§ EXERCISE DESCRIPTION
Copy each line of the material below that includes the string "European".

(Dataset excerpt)
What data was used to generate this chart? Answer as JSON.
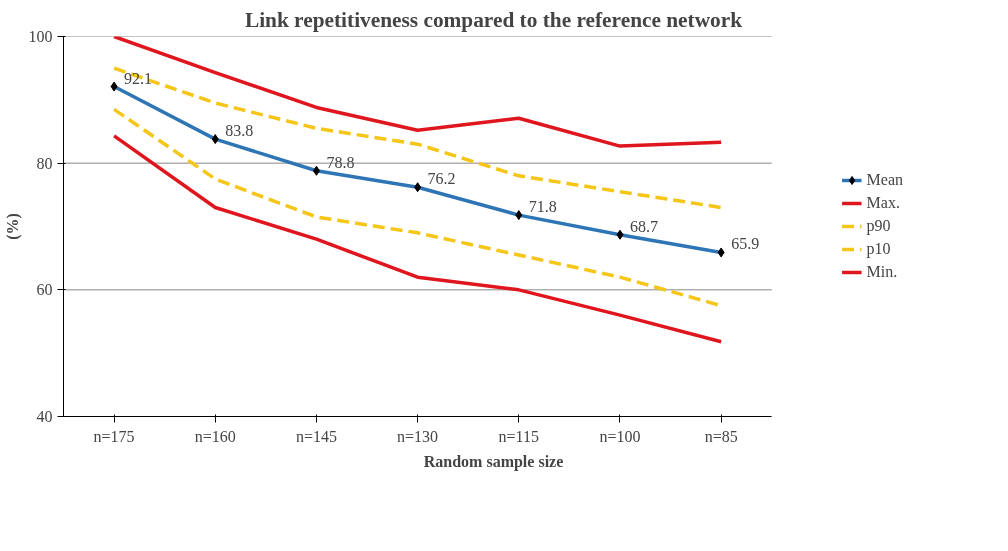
{
  "chart_data": {
    "type": "line",
    "title": "Link repetitiveness compared to the reference network",
    "xlabel": "Random sample size",
    "ylabel": "(%)",
    "categories": [
      "n=175",
      "n=160",
      "n=145",
      "n=130",
      "n=115",
      "n=100",
      "n=85"
    ],
    "series": [
      {
        "name": "Mean",
        "color": "#2e75b6",
        "marker": "diamond",
        "line_style": "solid",
        "values": [
          92.1,
          83.8,
          78.8,
          76.2,
          71.8,
          68.7,
          65.9
        ],
        "value_labels": [
          "92.1",
          "83.8",
          "78.8",
          "76.2",
          "71.8",
          "68.7",
          "65.9"
        ]
      },
      {
        "name": "Max.",
        "color": "#e0161e",
        "marker": "none",
        "line_style": "solid",
        "values": [
          100,
          94.3,
          88.8,
          85.2,
          87.1,
          82.7,
          83.3
        ]
      },
      {
        "name": "p90",
        "color": "#f5c518",
        "marker": "none",
        "line_style": "dashed",
        "values": [
          95,
          89.5,
          85.5,
          83,
          78,
          75.5,
          73
        ]
      },
      {
        "name": "p10",
        "color": "#f5c518",
        "marker": "none",
        "line_style": "dashed",
        "values": [
          88.5,
          77.5,
          71.5,
          69,
          65.5,
          62,
          57.5
        ]
      },
      {
        "name": "Min.",
        "color": "#e0161e",
        "marker": "none",
        "line_style": "solid",
        "values": [
          84.3,
          73,
          68,
          62,
          60,
          56,
          51.8
        ]
      }
    ],
    "ylim": [
      40,
      100
    ],
    "yticks": [
      40,
      60,
      80,
      100
    ],
    "grid": "y",
    "legend": "right"
  }
}
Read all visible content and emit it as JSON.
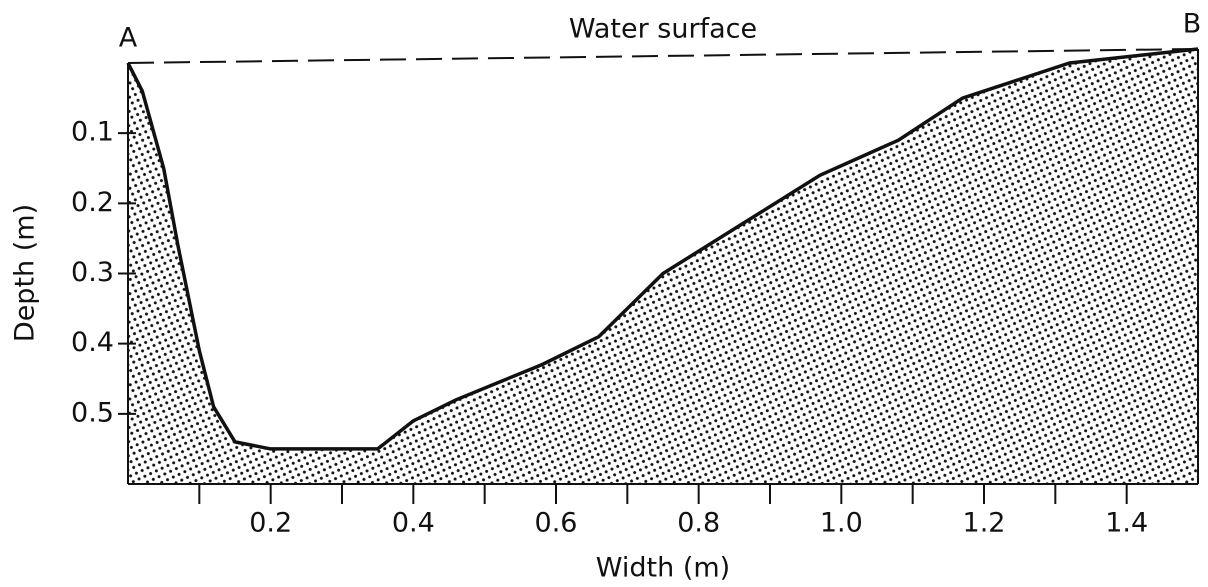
{
  "chart_data": {
    "type": "area",
    "x_label": "Width (m)",
    "y_label": "Depth (m)",
    "x": [
      0,
      0.02,
      0.05,
      0.07,
      0.1,
      0.12,
      0.15,
      0.2,
      0.3,
      0.35,
      0.4,
      0.46,
      0.58,
      0.66,
      0.75,
      0.86,
      0.97,
      1.08,
      1.17,
      1.32,
      1.5
    ],
    "values": [
      0,
      0.04,
      0.15,
      0.26,
      0.41,
      0.49,
      0.54,
      0.55,
      0.55,
      0.55,
      0.51,
      0.48,
      0.43,
      0.39,
      0.3,
      0.23,
      0.16,
      0.11,
      0.05,
      0,
      -0.02
    ],
    "color": "#111111",
    "xlim": [
      0,
      1.5
    ],
    "ylim": [
      0,
      0.6
    ],
    "y_inverted": true,
    "xticks": [
      0.2,
      0.4,
      0.6,
      0.8,
      {
        "value": 1,
        "label": "1.0"
      },
      1.2,
      1.4
    ],
    "xminor": [
      0.1,
      0.3,
      0.5,
      0.7,
      0.9,
      1.1,
      1.3
    ],
    "yticks": [
      0.1,
      0.2,
      0.3,
      0.4,
      0.5
    ],
    "water_surface": {
      "label": "Water surface",
      "x": [
        0,
        1.5
      ],
      "y": [
        0,
        -0.02
      ]
    },
    "points": [
      {
        "label": "A",
        "x": 0,
        "y": 0
      },
      {
        "label": "B",
        "x": 1.5,
        "y": -0.02
      }
    ]
  }
}
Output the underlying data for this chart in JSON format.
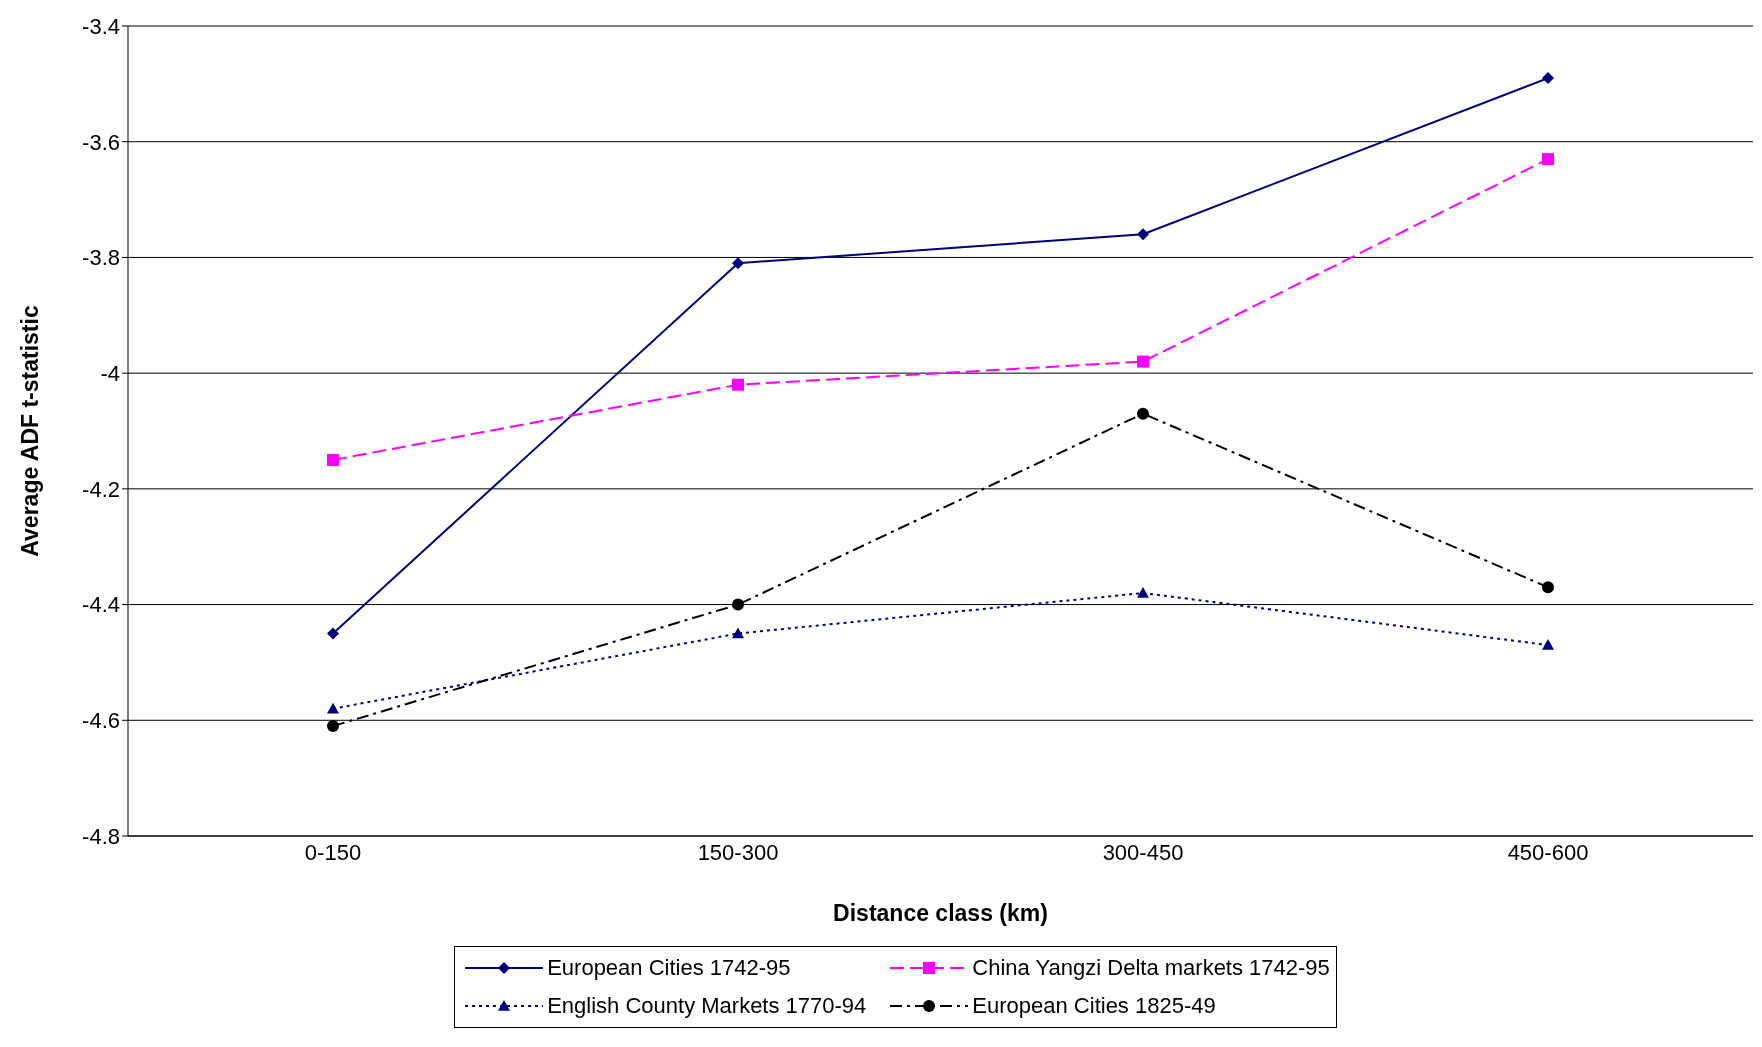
{
  "chart_data": {
    "type": "line",
    "xlabel": "Distance class (km)",
    "ylabel": "Average ADF t-statistic",
    "categories": [
      "0-150",
      "150-300",
      "300-450",
      "450-600"
    ],
    "series": [
      {
        "name": "European Cities 1742-95",
        "color": "#000080",
        "marker": "diamond",
        "line_style": "solid",
        "values": [
          -4.45,
          -3.81,
          -3.76,
          -3.49
        ]
      },
      {
        "name": "China Yangzi Delta markets 1742-95",
        "color": "#ff00ff",
        "marker": "square",
        "line_style": "dashed",
        "values": [
          -4.15,
          -4.02,
          -3.98,
          -3.63
        ]
      },
      {
        "name": "English County Markets 1770-94",
        "color": "#000080",
        "marker": "triangle",
        "line_style": "dotted",
        "values": [
          -4.58,
          -4.45,
          -4.38,
          -4.47
        ]
      },
      {
        "name": "European Cities 1825-49",
        "color": "#000000",
        "marker": "circle",
        "line_style": "dashdot",
        "values": [
          -4.61,
          -4.4,
          -4.07,
          -4.37
        ]
      }
    ],
    "ylim": [
      -4.8,
      -3.4
    ],
    "yticks": [
      -4.8,
      -4.6,
      -4.4,
      -4.2,
      -4,
      -3.8,
      -3.6,
      -3.4
    ],
    "grid": "y",
    "legend": "bottom"
  }
}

§ ANSWER FOR THE TASK
        "name": "European Cities 1742-95",
        "name": "European Cities 1825-49",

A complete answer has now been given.